* [GIVEN RECORDS]
○ ○ ○

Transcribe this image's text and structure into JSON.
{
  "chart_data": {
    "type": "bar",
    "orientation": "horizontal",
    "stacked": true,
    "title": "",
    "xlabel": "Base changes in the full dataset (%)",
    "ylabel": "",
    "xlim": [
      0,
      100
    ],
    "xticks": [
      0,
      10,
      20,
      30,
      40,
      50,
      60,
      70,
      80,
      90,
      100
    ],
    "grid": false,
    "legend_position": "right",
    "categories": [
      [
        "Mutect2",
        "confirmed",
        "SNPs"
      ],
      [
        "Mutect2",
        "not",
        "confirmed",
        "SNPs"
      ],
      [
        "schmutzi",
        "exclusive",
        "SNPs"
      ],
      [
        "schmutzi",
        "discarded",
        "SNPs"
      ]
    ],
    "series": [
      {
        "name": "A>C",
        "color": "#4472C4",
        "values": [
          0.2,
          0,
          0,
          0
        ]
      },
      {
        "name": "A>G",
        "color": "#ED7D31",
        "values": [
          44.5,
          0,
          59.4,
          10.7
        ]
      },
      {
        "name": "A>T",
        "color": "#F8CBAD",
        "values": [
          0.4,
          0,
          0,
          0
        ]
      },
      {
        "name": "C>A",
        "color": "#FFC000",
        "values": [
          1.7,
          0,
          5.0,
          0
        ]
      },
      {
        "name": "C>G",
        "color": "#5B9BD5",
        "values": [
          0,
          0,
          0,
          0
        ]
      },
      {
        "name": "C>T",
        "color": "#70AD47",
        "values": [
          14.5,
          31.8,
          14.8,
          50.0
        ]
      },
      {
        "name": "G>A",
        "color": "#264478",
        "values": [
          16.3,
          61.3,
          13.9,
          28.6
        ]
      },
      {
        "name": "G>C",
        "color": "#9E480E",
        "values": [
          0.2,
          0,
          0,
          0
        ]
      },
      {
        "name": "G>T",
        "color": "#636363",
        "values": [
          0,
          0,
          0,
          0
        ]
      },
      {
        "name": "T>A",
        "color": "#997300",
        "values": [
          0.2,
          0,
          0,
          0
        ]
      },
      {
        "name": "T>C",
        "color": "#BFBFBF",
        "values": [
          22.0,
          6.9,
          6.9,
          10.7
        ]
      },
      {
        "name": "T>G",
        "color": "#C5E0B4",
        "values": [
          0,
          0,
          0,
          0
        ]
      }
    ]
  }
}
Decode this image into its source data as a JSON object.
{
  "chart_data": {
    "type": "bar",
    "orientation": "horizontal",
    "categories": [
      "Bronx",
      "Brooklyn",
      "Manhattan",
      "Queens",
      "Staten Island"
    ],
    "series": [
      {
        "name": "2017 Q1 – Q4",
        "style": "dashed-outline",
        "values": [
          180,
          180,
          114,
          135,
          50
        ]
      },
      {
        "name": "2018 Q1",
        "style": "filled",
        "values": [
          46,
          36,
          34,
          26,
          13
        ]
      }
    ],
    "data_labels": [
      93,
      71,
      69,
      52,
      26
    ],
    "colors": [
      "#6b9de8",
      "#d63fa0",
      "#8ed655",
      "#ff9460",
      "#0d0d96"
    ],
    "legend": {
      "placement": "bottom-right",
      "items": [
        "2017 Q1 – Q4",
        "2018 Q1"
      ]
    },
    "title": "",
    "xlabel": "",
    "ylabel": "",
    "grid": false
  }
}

○ ○ ○

Reproduce each entry from the records above, character for character.

Transcribe this image's text and structure into JSON.
{
  "chart_data": {
    "type": "bar",
    "orientation": "horizontal",
    "stacked": true,
    "title": "",
    "xlabel": "Base changes in the full dataset (%)",
    "ylabel": "",
    "xlim": [
      0,
      100
    ],
    "xticks": [
      0,
      10,
      20,
      30,
      40,
      50,
      60,
      70,
      80,
      90,
      100
    ],
    "grid": false,
    "legend_position": "right",
    "categories": [
      [
        "Mutect2",
        "confirmed",
        "SNPs"
      ],
      [
        "Mutect2",
        "not",
        "confirmed",
        "SNPs"
      ],
      [
        "schmutzi",
        "exclusive",
        "SNPs"
      ],
      [
        "schmutzi",
        "discarded",
        "SNPs"
      ]
    ],
    "series": [
      {
        "name": "A>C",
        "color": "#4472C4",
        "values": [
          0.2,
          0,
          0,
          0
        ]
      },
      {
        "name": "A>G",
        "color": "#ED7D31",
        "values": [
          44.5,
          0,
          59.4,
          10.7
        ]
      },
      {
        "name": "A>T",
        "color": "#F8CBAD",
        "values": [
          0.4,
          0,
          0,
          0
        ]
      },
      {
        "name": "C>A",
        "color": "#FFC000",
        "values": [
          1.7,
          0,
          5.0,
          0
        ]
      },
      {
        "name": "C>G",
        "color": "#5B9BD5",
        "values": [
          0,
          0,
          0,
          0
        ]
      },
      {
        "name": "C>T",
        "color": "#70AD47",
        "values": [
          14.5,
          31.8,
          14.8,
          50.0
        ]
      },
      {
        "name": "G>A",
        "color": "#264478",
        "values": [
          16.3,
          61.3,
          13.9,
          28.6
        ]
      },
      {
        "name": "G>C",
        "color": "#9E480E",
        "values": [
          0.2,
          0,
          0,
          0
        ]
      },
      {
        "name": "G>T",
        "color": "#636363",
        "values": [
          0,
          0,
          0,
          0
        ]
      },
      {
        "name": "T>A",
        "color": "#997300",
        "values": [
          0.2,
          0,
          0,
          0
        ]
      },
      {
        "name": "T>C",
        "color": "#BFBFBF",
        "values": [
          22.0,
          6.9,
          6.9,
          10.7
        ]
      },
      {
        "name": "T>G",
        "color": "#C5E0B4",
        "values": [
          0,
          0,
          0,
          0
        ]
      }
    ]
  }
}
Decode this image into its source data as a JSON object.
{
  "chart_data": {
    "type": "bar",
    "orientation": "horizontal",
    "categories": [
      "Bronx",
      "Brooklyn",
      "Manhattan",
      "Queens",
      "Staten Island"
    ],
    "series": [
      {
        "name": "2017 Q1 – Q4",
        "style": "dashed-outline",
        "values": [
          180,
          180,
          114,
          135,
          50
        ]
      },
      {
        "name": "2018 Q1",
        "style": "filled",
        "values": [
          46,
          36,
          34,
          26,
          13
        ]
      }
    ],
    "data_labels": [
      93,
      71,
      69,
      52,
      26
    ],
    "colors": [
      "#6b9de8",
      "#d63fa0",
      "#8ed655",
      "#ff9460",
      "#0d0d96"
    ],
    "legend": {
      "placement": "bottom-right",
      "items": [
        "2017 Q1 – Q4",
        "2018 Q1"
      ]
    },
    "title": "",
    "xlabel": "",
    "ylabel": "",
    "grid": false
  }
}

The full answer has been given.